## begin Record set
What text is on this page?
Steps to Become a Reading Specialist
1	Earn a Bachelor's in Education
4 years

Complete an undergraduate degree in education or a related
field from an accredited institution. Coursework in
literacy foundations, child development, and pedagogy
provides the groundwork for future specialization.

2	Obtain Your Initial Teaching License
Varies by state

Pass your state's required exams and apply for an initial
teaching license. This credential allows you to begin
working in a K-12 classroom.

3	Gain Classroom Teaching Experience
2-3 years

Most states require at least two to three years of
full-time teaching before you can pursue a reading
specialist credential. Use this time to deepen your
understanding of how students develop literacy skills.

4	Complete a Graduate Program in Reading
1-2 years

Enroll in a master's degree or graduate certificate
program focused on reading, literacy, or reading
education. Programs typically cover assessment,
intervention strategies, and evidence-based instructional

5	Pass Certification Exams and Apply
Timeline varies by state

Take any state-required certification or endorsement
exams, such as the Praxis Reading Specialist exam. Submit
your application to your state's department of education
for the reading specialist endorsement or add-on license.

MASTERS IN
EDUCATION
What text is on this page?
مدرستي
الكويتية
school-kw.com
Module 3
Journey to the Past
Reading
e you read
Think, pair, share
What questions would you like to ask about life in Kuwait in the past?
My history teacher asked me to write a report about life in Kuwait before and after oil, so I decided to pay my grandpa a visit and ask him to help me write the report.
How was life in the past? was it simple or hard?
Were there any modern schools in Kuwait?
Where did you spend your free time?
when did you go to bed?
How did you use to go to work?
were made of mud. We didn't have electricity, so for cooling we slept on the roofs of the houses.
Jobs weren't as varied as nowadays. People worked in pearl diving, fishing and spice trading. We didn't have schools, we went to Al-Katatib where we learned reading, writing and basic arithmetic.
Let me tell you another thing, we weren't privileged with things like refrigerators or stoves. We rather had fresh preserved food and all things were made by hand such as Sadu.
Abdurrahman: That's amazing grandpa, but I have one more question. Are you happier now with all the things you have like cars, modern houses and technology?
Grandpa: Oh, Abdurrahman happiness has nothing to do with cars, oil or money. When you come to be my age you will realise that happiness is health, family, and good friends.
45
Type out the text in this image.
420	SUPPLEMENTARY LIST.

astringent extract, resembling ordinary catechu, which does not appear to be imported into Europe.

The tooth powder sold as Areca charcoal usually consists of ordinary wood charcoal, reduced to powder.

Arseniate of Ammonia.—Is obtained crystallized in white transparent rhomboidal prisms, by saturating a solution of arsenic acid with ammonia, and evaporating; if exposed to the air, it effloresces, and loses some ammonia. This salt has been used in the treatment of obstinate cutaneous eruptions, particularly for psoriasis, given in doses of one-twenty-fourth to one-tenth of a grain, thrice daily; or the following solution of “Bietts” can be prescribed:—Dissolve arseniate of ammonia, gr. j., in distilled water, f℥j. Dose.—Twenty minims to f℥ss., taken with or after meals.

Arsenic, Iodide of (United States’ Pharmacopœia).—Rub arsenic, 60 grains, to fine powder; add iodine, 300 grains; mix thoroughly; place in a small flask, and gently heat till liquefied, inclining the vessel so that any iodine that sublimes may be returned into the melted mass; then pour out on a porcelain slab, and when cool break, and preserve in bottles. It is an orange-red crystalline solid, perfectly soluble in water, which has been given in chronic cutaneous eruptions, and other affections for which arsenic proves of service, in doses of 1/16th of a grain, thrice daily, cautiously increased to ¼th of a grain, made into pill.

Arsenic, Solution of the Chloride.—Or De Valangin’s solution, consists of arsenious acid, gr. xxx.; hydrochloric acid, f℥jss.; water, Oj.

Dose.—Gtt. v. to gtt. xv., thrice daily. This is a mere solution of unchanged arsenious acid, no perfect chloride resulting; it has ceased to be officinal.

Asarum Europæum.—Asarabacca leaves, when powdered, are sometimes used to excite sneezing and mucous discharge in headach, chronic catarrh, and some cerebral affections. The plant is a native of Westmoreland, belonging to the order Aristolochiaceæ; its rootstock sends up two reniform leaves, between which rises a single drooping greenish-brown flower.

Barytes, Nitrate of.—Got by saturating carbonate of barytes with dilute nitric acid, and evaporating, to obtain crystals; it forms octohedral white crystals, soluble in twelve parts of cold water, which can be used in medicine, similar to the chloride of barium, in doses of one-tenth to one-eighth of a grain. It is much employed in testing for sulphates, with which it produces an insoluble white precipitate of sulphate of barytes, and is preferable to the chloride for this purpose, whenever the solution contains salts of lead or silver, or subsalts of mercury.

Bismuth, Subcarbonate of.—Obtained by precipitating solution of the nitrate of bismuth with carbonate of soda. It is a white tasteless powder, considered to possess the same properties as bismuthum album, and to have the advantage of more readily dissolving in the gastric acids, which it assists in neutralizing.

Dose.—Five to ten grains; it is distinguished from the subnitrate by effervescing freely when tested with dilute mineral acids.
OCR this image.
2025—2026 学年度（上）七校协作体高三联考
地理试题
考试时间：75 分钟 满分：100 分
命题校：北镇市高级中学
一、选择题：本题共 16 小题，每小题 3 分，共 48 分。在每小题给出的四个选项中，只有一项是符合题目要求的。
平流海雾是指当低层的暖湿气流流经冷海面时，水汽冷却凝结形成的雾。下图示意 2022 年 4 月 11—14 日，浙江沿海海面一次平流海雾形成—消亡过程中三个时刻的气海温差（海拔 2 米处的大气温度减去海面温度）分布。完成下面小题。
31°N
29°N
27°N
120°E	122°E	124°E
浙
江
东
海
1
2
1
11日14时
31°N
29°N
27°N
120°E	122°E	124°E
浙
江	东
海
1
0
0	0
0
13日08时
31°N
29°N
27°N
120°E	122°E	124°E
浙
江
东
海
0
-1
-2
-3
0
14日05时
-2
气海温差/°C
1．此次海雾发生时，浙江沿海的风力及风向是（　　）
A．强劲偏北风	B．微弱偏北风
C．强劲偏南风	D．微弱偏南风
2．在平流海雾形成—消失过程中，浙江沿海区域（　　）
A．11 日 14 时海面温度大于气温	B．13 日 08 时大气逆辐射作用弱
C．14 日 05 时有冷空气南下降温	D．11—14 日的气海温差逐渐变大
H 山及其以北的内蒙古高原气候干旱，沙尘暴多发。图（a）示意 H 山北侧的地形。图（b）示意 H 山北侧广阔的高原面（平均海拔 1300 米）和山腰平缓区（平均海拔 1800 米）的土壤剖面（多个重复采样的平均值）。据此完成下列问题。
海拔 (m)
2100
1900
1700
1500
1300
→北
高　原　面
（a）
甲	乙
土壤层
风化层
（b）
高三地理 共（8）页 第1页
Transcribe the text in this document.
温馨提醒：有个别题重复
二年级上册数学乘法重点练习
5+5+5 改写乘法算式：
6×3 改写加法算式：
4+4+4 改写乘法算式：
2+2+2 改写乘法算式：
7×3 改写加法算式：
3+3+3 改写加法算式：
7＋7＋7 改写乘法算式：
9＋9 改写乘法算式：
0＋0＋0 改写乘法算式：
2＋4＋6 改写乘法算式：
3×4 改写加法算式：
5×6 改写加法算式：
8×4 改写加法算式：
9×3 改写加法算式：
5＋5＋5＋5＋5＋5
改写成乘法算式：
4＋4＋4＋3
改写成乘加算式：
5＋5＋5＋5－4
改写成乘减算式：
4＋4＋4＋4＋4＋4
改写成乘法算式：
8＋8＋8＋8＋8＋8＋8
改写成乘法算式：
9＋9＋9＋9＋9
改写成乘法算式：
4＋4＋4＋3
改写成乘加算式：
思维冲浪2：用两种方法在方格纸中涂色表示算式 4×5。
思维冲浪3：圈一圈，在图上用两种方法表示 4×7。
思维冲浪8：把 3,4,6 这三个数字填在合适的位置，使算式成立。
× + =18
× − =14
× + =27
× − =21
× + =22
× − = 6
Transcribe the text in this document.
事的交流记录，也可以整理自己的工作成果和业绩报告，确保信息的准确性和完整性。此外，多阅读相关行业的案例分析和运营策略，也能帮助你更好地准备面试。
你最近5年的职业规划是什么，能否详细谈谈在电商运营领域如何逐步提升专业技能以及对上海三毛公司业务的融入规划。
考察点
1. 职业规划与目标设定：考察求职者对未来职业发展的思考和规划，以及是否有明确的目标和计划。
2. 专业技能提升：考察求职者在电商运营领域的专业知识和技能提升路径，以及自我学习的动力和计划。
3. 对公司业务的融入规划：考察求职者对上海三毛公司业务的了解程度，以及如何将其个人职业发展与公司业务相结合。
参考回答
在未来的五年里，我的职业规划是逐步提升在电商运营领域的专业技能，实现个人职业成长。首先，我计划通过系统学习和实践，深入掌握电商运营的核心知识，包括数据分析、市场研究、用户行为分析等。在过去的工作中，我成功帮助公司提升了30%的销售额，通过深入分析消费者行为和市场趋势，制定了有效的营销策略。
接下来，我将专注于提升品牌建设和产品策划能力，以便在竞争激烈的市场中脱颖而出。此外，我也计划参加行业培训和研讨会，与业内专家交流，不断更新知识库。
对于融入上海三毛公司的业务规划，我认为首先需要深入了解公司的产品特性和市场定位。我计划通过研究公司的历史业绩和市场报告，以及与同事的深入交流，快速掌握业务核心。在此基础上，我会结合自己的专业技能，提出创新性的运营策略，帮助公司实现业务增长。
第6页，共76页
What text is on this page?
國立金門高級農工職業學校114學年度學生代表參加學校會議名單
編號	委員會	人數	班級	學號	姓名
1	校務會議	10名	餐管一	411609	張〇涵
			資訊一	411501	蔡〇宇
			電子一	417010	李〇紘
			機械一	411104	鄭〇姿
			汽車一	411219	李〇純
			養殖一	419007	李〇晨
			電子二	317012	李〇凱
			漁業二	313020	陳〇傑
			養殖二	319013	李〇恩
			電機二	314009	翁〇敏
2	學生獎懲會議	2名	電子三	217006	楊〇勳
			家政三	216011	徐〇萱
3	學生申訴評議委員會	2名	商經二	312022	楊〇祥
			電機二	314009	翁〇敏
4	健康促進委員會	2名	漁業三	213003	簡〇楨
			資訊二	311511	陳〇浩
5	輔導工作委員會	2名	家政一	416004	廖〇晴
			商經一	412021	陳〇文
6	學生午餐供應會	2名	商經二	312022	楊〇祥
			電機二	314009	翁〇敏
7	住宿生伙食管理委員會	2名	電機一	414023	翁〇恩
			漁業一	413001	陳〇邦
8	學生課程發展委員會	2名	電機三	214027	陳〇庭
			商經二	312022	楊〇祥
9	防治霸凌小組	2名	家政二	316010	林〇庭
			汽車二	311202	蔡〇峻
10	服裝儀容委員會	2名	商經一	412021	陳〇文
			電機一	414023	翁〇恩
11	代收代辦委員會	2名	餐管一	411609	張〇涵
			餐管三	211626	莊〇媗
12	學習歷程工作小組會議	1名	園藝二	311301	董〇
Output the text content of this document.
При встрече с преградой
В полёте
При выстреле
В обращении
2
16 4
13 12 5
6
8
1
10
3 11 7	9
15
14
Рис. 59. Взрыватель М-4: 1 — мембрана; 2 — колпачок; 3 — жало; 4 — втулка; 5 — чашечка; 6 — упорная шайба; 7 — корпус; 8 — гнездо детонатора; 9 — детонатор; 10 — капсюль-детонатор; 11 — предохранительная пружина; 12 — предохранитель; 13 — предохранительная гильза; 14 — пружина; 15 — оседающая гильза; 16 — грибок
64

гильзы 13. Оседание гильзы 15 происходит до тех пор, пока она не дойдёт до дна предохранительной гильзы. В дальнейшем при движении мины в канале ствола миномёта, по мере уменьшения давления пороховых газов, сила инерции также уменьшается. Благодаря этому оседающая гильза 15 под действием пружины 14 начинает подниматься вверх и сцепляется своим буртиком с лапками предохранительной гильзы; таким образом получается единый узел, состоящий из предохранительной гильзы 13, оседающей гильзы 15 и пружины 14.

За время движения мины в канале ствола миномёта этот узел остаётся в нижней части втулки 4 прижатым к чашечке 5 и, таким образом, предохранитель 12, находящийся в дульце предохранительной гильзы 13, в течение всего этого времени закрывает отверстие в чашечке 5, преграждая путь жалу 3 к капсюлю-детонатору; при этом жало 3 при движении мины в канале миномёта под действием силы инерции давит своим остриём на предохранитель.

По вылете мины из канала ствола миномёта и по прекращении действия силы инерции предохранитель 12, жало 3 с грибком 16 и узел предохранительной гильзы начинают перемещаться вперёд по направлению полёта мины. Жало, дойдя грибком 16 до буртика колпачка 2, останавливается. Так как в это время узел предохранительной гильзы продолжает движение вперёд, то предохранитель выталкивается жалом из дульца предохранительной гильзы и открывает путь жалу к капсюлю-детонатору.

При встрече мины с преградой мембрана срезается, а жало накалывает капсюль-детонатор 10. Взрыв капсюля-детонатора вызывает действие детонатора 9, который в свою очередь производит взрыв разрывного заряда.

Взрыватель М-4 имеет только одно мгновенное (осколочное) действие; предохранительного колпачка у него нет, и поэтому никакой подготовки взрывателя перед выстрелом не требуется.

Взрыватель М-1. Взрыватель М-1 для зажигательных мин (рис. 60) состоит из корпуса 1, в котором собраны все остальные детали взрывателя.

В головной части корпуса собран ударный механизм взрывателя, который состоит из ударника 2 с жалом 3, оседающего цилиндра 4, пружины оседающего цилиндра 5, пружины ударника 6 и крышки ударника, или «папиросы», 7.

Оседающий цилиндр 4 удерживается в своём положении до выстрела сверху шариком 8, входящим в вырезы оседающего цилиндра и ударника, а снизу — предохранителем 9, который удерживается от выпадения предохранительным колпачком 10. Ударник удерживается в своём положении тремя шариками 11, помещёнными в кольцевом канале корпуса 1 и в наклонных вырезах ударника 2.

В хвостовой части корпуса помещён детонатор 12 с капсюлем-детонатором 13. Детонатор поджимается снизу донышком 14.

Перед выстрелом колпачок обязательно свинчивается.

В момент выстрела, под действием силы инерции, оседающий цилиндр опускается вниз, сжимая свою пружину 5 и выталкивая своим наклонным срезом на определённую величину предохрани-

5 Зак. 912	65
## end Record set
# Stated task:
Read the lines above. Gather those in which the string "выстрела" is found.

# Answer to the exercise:
Оседающий цилиндр 4 удерживается в своём положении до выстрела сверху шариком 8, входящим в вырезы оседающего цилиндра и ударника, а снизу — предохранителем 9, который удерживается от выпадения предохранительным колпачком 10. Ударник удерживается в своём положении тремя шариками 11, помещёнными в кольцевом канале корпуса 1 и в наклонных вырезах ударника 2.
В момент выстрела, под действием силы инерции, оседающий цилиндр опускается вниз, сжимая свою пружину 5 и выталкивая своим наклонным срезом на определённую величину предохрани-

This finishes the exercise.